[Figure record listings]
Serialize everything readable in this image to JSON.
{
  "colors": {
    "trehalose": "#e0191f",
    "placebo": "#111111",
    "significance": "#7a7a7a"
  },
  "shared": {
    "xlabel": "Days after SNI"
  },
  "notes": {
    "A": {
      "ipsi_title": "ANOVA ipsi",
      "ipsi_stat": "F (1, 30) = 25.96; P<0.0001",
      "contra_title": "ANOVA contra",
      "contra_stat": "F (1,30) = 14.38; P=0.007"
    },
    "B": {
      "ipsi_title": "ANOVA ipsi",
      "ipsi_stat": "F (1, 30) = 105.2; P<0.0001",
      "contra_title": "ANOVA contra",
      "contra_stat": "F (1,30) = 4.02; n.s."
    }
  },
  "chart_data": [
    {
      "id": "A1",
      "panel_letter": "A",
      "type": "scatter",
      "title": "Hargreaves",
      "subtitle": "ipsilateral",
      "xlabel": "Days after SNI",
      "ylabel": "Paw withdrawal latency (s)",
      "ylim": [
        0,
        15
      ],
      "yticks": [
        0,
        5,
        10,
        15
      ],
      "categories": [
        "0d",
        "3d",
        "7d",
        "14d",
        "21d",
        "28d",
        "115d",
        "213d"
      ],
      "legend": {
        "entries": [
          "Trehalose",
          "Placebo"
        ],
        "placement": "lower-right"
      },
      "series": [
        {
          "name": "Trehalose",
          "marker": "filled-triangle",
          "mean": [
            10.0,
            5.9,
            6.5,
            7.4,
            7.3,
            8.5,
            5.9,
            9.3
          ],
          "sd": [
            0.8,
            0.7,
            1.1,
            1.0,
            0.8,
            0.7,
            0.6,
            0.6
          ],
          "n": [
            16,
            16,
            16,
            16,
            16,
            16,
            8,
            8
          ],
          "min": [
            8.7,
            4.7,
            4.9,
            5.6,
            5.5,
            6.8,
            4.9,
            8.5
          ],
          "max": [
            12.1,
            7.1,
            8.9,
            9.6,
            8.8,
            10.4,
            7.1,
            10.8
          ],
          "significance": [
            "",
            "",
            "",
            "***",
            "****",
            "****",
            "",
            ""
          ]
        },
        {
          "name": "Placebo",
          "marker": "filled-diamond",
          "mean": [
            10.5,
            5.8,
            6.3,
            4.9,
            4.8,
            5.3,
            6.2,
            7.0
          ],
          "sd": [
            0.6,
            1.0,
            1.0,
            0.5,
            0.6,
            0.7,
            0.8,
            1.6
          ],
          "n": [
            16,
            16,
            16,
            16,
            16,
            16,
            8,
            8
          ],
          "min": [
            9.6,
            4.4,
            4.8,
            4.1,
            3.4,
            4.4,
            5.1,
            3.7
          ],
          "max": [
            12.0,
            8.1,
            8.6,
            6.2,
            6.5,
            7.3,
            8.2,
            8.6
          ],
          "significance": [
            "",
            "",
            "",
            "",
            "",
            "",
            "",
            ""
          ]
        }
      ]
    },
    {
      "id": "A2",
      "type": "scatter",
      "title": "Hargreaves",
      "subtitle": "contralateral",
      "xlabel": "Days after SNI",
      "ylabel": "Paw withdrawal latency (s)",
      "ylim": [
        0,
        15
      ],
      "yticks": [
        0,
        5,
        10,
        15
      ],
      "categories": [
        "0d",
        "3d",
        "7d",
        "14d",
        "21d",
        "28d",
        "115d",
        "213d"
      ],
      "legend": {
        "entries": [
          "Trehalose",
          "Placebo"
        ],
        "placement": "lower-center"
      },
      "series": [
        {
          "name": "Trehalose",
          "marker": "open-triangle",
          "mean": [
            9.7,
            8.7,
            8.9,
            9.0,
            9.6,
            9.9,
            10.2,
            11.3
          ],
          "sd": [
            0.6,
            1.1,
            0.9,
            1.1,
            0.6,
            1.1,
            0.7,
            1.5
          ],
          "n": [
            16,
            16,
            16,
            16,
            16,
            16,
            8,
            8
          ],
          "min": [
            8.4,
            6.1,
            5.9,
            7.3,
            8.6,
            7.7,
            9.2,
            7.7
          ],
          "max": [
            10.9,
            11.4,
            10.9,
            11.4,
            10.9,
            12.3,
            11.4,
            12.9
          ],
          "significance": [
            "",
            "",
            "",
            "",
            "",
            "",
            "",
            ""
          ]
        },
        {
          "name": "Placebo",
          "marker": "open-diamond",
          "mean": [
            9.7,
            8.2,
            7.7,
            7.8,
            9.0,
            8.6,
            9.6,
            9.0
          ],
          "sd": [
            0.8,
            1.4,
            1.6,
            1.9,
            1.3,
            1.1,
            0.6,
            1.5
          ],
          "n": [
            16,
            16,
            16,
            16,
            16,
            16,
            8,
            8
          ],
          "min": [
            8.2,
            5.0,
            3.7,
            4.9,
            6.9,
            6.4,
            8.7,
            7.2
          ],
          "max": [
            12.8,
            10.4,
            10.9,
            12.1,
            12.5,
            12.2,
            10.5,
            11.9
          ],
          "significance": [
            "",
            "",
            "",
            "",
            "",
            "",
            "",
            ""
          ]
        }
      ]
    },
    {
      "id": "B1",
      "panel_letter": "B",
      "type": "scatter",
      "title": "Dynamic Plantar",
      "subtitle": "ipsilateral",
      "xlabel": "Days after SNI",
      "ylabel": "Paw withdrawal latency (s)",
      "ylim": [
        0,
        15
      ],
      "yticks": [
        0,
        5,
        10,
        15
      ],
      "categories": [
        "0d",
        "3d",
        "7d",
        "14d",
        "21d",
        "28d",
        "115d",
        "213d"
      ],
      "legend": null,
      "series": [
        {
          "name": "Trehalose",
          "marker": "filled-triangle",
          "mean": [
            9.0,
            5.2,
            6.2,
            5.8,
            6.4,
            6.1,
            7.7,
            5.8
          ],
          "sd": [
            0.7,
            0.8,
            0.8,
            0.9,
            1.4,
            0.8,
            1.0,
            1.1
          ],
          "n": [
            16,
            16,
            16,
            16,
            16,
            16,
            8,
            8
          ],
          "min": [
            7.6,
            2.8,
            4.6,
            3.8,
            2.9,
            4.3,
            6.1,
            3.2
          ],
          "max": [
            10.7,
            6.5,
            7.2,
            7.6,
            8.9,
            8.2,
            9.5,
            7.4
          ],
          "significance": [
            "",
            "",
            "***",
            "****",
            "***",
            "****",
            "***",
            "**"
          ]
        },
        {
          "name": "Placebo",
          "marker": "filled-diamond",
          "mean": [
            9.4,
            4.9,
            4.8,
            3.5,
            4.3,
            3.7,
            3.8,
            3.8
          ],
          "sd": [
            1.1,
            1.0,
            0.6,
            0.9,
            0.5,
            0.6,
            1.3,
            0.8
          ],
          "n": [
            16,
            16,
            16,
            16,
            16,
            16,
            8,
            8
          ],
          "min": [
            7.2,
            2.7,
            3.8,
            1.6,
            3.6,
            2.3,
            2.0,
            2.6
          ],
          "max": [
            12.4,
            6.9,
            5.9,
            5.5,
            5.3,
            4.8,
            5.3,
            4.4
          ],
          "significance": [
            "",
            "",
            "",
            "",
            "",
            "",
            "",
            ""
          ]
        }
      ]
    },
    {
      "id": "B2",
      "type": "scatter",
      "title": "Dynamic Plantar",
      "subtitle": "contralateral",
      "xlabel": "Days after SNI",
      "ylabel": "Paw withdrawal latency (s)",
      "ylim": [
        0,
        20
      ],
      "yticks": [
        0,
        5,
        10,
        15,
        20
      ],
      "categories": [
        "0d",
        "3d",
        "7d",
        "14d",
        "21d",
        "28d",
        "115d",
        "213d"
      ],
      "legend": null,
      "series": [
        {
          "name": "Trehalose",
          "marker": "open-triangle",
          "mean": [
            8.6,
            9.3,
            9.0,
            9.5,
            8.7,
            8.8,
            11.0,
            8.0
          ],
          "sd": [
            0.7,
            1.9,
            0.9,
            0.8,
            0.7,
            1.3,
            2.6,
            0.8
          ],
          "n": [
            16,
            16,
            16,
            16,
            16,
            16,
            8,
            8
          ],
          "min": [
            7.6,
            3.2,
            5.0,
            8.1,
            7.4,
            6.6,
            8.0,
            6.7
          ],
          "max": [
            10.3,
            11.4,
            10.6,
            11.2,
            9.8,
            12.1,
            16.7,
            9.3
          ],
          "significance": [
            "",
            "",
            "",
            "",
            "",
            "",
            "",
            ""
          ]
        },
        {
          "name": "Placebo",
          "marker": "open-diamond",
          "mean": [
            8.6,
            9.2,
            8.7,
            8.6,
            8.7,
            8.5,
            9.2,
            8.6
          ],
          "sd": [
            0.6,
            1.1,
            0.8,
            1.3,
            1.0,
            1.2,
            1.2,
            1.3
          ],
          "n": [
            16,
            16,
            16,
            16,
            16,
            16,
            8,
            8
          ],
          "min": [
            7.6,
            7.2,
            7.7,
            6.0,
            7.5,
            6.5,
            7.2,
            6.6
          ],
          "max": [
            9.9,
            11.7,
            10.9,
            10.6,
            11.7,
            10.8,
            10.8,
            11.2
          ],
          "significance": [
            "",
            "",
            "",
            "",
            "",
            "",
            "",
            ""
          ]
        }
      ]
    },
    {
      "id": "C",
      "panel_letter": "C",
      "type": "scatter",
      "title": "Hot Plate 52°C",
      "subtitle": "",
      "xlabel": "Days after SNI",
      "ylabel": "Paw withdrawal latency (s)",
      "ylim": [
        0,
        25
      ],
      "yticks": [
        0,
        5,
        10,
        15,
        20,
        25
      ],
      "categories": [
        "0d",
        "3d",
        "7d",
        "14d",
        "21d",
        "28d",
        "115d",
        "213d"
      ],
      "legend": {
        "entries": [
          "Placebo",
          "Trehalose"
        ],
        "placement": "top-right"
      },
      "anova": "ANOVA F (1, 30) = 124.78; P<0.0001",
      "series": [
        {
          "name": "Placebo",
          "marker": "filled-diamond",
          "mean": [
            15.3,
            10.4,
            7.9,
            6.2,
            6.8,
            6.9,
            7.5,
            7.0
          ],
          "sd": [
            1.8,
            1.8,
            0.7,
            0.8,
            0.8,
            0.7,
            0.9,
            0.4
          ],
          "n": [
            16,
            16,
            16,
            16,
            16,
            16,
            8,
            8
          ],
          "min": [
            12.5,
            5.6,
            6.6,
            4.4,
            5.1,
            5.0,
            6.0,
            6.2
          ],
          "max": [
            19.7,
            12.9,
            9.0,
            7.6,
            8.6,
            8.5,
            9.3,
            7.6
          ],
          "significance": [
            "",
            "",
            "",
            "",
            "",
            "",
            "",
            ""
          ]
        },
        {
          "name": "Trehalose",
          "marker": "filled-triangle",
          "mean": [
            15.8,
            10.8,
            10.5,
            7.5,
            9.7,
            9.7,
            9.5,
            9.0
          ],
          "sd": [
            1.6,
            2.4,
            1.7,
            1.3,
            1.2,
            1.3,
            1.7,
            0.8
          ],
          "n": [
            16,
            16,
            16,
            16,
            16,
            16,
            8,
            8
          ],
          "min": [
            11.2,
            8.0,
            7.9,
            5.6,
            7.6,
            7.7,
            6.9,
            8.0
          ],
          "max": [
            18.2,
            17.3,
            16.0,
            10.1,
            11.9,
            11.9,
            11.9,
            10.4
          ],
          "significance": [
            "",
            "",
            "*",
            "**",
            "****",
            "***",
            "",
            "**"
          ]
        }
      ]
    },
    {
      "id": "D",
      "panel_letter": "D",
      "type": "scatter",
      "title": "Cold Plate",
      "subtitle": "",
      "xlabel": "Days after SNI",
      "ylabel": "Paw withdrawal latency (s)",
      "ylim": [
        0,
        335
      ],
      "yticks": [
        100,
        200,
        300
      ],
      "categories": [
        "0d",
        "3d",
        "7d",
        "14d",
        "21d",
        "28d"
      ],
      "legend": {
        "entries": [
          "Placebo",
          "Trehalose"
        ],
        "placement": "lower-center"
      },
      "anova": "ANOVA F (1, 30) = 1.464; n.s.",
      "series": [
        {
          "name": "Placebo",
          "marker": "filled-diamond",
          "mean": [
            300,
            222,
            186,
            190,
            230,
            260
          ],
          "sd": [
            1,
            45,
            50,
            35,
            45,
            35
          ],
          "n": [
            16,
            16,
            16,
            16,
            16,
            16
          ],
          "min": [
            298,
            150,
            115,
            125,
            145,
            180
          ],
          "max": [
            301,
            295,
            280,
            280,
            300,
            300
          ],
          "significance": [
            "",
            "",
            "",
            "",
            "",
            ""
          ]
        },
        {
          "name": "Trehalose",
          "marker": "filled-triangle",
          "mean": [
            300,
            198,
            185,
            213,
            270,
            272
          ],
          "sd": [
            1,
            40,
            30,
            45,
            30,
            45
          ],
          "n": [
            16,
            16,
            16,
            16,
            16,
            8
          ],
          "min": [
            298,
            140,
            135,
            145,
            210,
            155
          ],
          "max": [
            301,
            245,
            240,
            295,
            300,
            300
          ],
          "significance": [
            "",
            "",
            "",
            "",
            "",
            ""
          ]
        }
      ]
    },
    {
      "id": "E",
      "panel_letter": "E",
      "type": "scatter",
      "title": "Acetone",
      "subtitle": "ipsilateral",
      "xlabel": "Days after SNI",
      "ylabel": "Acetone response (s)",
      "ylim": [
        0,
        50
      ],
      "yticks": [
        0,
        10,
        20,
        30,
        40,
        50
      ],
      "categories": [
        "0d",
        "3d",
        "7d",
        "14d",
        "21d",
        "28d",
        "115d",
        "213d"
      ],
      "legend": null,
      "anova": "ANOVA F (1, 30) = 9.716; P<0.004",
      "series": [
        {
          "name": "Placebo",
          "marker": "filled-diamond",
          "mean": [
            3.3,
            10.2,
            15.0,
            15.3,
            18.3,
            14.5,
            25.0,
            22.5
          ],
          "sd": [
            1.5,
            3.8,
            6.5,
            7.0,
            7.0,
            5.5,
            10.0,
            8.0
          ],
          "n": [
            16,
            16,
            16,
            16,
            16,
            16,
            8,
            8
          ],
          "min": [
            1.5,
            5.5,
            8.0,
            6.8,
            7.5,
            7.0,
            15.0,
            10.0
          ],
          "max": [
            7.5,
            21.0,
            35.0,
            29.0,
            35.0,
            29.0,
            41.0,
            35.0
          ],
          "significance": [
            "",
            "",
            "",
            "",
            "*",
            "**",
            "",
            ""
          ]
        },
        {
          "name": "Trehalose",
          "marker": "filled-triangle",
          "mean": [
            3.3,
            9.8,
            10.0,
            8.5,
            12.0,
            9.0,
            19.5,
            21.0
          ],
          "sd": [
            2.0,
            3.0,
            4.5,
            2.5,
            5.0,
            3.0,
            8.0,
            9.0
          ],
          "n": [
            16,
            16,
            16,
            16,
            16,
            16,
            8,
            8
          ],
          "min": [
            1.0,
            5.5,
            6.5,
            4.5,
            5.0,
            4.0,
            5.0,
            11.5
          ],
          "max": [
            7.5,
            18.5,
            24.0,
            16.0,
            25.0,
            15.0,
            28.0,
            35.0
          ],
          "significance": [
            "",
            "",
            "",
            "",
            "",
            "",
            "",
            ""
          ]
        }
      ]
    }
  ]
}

■ **WORK TO DO**
Using the material above, state how many lines include the string "Acetone". Answer with a single number.

■ **EXERCISE RESPONSE**
2